# Exercise input:
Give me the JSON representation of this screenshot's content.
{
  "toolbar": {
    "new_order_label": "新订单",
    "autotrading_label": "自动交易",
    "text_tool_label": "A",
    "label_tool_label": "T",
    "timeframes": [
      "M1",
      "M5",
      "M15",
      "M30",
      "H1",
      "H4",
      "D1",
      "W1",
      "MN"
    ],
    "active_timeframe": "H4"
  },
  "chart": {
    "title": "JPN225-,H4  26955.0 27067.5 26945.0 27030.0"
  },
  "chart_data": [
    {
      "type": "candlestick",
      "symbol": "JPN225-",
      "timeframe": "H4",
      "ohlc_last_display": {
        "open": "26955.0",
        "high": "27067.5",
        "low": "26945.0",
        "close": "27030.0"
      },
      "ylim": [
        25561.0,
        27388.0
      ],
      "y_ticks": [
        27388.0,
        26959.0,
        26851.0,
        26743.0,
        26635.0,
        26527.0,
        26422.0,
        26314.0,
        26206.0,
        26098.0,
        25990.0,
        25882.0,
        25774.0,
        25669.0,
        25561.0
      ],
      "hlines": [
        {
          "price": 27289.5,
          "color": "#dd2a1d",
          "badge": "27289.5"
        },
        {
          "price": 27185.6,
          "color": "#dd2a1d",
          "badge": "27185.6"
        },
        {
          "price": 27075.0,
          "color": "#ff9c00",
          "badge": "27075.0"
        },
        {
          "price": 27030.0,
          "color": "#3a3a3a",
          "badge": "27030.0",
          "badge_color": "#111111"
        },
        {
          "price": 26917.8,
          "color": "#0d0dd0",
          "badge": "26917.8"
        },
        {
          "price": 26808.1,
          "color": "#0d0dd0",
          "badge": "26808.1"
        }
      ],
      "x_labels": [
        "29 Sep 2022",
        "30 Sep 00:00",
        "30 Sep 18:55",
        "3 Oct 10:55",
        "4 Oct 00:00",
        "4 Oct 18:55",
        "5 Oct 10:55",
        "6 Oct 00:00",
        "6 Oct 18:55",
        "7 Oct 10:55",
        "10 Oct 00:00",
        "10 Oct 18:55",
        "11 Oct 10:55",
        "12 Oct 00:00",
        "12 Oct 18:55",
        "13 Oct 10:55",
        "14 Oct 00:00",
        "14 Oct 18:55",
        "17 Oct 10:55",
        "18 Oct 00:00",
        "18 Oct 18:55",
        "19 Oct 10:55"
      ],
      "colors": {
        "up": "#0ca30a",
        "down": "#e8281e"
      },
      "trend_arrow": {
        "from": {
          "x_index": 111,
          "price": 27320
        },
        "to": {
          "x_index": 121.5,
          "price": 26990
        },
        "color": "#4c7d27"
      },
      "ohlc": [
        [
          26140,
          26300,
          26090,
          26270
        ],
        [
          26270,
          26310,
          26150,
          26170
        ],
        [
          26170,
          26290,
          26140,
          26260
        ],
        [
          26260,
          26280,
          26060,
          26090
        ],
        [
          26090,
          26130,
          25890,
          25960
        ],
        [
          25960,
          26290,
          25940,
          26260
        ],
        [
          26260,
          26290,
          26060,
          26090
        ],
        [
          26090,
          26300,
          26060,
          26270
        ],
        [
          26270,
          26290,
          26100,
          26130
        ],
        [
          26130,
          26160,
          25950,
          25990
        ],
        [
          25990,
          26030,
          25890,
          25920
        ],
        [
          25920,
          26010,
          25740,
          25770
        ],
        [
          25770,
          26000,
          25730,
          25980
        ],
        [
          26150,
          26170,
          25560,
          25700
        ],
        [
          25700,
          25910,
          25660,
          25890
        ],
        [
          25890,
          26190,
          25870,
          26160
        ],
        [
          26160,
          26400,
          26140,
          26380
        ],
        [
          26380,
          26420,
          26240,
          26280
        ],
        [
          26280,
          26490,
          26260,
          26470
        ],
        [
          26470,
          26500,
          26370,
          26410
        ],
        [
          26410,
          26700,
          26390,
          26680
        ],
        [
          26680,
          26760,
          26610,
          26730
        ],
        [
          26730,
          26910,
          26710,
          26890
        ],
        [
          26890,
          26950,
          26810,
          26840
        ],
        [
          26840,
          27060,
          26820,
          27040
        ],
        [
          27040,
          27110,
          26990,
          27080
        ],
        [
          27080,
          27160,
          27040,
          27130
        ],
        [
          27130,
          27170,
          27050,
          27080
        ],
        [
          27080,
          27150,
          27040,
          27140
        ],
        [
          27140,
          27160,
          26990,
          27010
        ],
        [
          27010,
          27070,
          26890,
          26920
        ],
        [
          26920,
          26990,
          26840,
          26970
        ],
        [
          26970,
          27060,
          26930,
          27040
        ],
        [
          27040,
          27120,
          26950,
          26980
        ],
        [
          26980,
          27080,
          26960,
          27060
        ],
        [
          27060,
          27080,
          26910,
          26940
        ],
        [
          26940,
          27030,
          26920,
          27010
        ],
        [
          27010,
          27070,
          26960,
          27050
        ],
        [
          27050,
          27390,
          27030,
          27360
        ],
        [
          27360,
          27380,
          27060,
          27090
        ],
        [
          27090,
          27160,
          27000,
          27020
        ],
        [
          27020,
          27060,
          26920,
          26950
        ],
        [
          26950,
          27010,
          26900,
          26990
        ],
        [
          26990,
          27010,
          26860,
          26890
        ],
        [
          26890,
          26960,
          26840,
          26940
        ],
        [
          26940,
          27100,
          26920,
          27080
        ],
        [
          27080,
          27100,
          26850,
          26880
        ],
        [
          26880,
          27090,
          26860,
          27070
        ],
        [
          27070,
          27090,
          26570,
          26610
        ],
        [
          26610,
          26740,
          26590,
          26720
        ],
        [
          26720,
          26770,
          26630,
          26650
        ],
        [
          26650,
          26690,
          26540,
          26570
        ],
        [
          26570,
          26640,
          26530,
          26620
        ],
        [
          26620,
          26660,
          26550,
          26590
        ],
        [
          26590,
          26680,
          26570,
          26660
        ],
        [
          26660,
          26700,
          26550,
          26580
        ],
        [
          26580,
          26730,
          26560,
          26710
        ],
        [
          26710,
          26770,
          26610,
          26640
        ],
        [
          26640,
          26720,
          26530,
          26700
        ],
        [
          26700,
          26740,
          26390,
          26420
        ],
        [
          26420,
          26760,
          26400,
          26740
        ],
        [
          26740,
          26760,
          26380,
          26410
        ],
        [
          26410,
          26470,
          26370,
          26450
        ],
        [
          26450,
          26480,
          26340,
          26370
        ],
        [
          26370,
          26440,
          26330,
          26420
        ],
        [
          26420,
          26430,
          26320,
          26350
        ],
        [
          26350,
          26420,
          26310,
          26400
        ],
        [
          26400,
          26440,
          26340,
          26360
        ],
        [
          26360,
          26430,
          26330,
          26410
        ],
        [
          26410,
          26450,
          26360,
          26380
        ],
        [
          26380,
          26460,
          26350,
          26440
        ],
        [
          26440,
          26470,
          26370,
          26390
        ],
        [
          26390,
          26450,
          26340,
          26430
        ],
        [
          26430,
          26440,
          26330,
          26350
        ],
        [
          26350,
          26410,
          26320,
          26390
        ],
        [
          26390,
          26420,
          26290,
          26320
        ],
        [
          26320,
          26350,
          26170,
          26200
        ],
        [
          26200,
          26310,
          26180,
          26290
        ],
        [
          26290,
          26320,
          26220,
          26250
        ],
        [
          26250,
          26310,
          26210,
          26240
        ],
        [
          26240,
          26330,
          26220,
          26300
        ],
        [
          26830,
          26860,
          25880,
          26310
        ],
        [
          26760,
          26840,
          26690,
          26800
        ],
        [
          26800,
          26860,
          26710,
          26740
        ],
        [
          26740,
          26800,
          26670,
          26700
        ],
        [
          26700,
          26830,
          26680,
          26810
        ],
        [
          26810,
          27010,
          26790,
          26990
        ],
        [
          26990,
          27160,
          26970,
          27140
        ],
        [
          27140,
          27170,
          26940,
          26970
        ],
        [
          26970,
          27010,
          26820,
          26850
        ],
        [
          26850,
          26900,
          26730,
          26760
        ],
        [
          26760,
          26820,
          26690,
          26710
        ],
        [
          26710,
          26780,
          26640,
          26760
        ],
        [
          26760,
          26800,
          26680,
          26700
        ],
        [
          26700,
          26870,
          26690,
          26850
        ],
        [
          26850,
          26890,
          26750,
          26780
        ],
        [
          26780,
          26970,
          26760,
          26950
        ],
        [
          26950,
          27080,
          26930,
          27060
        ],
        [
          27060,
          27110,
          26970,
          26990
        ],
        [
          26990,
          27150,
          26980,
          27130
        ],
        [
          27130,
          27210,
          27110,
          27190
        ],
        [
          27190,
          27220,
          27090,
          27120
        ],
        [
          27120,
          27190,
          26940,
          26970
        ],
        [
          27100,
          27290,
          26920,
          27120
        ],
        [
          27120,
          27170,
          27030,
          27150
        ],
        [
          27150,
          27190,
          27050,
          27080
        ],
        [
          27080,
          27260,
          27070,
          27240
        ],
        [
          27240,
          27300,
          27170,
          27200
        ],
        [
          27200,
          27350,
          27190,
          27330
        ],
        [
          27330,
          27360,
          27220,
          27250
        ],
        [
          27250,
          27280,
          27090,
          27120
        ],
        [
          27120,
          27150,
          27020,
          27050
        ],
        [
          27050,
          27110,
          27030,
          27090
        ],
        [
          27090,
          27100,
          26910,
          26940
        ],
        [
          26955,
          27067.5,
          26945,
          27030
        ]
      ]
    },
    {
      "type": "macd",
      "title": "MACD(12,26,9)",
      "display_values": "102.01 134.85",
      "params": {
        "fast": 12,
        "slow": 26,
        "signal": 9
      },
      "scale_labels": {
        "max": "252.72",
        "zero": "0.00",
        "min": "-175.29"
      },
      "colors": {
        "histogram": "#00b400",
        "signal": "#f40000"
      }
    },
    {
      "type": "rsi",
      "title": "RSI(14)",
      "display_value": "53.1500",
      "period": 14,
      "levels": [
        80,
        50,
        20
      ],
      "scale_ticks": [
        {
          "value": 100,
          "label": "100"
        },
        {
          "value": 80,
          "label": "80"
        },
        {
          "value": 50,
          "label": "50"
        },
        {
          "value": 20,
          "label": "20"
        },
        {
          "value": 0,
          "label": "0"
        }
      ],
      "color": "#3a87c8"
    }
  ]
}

# Aim:
Count every line above that holds the word "title", and state the number and nothing more.

# Written answer:
3